What the task asks →
Of the lines below, how many hold the string "name"? Give only the number.

Source records →
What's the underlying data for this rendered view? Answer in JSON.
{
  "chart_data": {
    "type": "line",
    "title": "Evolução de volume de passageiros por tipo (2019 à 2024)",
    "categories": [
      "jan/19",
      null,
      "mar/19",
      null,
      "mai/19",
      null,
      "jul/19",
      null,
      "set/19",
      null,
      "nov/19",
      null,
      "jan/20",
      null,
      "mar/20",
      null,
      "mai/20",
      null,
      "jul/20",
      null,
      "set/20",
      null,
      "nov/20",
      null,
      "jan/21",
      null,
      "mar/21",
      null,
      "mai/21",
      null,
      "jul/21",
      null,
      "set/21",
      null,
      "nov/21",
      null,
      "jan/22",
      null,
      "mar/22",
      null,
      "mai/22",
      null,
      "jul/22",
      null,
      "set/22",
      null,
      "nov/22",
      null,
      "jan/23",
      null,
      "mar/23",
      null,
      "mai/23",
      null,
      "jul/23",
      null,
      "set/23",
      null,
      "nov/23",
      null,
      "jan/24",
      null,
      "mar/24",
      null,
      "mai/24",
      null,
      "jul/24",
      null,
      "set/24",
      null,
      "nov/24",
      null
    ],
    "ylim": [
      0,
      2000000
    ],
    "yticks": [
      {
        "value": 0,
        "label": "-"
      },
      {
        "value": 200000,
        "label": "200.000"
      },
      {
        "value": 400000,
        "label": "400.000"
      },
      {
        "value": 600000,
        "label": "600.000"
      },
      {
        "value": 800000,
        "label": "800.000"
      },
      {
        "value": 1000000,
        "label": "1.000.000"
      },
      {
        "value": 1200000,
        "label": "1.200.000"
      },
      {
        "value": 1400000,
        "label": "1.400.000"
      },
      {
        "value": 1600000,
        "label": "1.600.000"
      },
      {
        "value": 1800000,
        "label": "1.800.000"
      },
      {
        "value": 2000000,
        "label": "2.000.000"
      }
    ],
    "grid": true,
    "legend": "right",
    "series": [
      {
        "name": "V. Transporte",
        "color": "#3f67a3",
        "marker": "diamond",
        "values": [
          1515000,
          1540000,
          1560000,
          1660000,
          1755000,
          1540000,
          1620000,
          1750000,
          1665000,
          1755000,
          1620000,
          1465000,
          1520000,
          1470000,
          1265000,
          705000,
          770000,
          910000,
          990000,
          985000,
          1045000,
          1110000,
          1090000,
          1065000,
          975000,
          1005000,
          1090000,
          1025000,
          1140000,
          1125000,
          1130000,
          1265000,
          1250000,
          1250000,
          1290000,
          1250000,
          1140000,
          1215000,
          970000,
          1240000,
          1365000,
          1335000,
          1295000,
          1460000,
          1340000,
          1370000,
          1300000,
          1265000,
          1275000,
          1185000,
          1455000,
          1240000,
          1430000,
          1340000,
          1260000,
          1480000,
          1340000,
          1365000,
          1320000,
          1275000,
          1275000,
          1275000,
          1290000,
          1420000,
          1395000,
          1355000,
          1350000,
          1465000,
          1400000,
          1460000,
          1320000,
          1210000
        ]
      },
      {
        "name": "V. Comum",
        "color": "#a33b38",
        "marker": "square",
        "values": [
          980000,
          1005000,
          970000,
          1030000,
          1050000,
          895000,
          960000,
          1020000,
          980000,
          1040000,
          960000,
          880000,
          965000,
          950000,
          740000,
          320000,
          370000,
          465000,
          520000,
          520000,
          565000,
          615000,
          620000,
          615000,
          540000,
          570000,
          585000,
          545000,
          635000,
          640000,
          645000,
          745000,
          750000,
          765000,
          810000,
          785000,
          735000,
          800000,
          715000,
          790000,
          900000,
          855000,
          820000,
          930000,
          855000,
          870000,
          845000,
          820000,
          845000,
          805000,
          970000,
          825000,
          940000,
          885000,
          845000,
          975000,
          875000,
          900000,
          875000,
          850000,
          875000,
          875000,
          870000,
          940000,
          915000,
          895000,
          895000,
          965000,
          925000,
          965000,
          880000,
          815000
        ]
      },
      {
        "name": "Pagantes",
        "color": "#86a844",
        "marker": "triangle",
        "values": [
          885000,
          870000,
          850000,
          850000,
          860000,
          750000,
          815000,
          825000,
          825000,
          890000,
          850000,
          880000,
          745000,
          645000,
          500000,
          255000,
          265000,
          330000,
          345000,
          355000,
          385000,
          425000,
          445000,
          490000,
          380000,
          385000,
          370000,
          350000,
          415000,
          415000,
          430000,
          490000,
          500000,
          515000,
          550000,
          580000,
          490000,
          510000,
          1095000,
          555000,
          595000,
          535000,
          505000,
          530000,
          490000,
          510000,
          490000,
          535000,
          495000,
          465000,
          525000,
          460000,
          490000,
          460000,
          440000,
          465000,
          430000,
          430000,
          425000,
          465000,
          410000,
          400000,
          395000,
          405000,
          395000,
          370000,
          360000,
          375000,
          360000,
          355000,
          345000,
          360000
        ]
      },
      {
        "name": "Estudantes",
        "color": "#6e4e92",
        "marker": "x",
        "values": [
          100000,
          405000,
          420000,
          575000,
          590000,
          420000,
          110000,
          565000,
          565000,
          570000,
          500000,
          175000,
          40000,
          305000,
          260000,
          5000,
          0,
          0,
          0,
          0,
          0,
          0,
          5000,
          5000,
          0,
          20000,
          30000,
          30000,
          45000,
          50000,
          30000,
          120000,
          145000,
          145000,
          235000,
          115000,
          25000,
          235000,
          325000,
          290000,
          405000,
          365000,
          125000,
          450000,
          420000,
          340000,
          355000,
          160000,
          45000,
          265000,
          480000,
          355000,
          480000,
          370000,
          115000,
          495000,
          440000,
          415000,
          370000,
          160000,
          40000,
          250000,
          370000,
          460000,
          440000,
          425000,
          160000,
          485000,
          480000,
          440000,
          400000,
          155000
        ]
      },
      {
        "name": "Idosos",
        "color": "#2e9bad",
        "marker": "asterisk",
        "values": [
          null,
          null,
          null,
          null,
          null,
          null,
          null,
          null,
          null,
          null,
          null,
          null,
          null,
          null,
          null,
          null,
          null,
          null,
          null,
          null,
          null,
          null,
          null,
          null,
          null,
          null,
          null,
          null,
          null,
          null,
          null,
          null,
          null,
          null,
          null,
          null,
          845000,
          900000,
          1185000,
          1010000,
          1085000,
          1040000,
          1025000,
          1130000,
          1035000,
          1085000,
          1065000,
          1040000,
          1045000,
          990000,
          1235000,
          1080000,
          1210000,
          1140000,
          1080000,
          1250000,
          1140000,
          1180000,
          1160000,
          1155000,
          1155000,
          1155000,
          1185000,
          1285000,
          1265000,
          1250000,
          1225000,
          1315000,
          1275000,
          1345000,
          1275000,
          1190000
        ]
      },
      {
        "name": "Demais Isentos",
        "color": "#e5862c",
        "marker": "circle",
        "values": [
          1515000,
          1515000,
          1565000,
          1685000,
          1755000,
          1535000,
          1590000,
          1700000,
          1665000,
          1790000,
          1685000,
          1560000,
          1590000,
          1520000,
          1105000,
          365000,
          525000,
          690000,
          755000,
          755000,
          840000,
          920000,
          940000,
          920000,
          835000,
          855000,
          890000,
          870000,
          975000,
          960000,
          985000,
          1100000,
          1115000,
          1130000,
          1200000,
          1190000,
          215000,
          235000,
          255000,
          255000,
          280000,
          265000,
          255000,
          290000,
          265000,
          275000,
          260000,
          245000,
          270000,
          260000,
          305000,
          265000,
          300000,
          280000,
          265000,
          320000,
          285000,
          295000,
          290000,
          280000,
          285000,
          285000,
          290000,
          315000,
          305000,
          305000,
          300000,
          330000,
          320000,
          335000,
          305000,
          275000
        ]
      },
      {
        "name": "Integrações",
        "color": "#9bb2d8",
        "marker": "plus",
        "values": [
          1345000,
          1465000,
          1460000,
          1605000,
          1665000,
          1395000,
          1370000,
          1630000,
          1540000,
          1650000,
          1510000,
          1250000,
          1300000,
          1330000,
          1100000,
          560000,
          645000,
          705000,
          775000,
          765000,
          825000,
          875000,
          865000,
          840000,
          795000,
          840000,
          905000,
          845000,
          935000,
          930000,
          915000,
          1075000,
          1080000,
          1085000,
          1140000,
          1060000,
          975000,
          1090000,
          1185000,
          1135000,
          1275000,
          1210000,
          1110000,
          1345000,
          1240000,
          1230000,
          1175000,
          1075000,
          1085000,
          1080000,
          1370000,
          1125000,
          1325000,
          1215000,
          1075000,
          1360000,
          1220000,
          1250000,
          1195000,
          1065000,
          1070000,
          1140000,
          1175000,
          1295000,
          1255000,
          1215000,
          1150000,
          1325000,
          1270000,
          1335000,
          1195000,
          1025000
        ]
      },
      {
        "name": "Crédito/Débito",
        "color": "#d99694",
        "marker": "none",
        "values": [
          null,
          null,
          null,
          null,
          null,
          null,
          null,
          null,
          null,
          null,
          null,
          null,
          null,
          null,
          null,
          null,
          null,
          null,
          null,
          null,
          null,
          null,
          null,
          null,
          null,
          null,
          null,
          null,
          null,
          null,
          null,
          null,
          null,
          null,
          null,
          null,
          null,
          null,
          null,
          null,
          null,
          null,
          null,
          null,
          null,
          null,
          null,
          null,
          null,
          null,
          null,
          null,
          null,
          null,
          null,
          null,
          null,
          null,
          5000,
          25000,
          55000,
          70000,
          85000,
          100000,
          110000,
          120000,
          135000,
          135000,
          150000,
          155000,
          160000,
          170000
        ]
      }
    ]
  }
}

Reply →
8